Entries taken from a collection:
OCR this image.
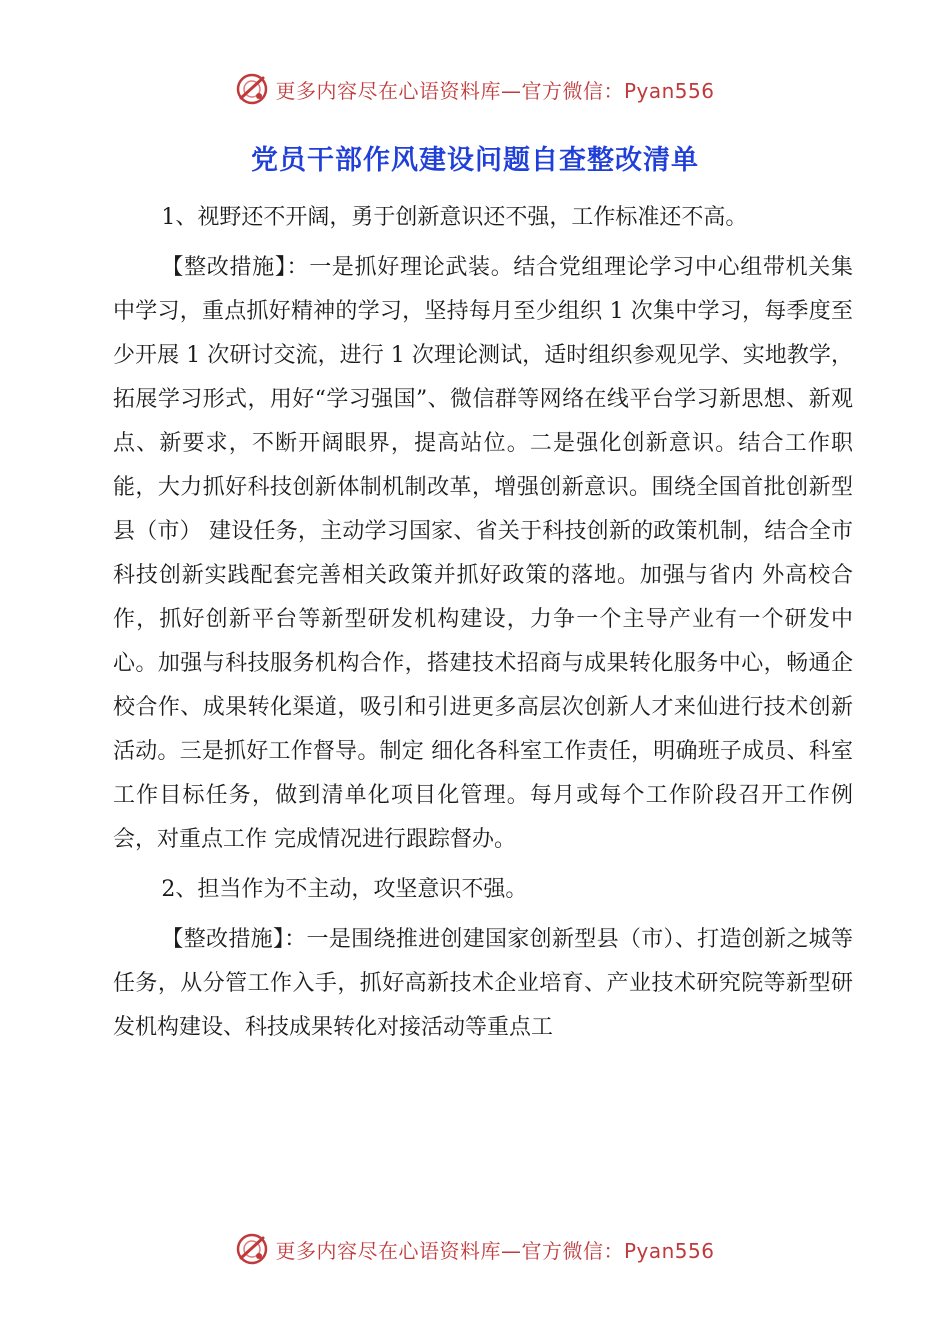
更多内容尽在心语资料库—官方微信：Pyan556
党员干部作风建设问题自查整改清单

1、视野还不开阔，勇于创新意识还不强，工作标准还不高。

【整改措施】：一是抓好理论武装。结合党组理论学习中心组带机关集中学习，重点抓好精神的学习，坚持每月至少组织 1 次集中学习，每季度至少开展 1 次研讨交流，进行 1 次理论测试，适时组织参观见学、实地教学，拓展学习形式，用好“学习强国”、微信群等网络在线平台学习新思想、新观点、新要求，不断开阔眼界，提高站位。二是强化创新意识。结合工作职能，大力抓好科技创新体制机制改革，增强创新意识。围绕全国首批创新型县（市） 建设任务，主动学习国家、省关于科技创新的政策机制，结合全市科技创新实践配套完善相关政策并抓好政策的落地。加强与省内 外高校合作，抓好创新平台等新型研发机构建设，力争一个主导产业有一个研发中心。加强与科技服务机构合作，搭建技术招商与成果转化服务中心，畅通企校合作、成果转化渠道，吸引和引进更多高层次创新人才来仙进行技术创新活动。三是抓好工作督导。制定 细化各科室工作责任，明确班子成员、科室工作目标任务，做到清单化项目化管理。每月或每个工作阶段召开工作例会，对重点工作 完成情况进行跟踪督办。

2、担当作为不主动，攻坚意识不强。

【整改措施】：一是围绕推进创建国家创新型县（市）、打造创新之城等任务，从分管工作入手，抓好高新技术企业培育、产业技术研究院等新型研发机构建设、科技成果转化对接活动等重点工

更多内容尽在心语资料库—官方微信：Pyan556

▶ [What this task involves]: Copy each line from the data above that includes "整改措施".

▶ [Expected answer]:
【整改措施】：一是抓好理论武装。结合党组理论学习中心组带机关集中学习，重点抓好精神的学习，坚持每月至少组织 1 次集中学习，每季度至少开展 1 次研讨交流，进行 1 次理论测试，适时组织参观见学、实地教学，拓展学习形式，用好“学习强国”、微信群等网络在线平台学习新思想、新观点、新要求，不断开阔眼界，提高站位。二是强化创新意识。结合工作职能，大力抓好科技创新体制机制改革，增强创新意识。围绕全国首批创新型县（市） 建设任务，主动学习国家、省关于科技创新的政策机制，结合全市科技创新实践配套完善相关政策并抓好政策的落地。加强与省内 外高校合作，抓好创新平台等新型研发机构建设，力争一个主导产业有一个研发中心。加强与科技服务机构合作，搭建技术招商与成果转化服务中心，畅通企校合作、成果转化渠道，吸引和引进更多高层次创新人才来仙进行技术创新活动。三是抓好工作督导。制定 细化各科室工作责任，明确班子成员、科室工作目标任务，做到清单化项目化管理。每月或每个工作阶段召开工作例会，对重点工作 完成情况进行跟踪督办。
【整改措施】：一是围绕推进创建国家创新型县（市）、打造创新之城等任务，从分管工作入手，抓好高新技术企业培育、产业技术研究院等新型研发机构建设、科技成果转化对接活动等重点工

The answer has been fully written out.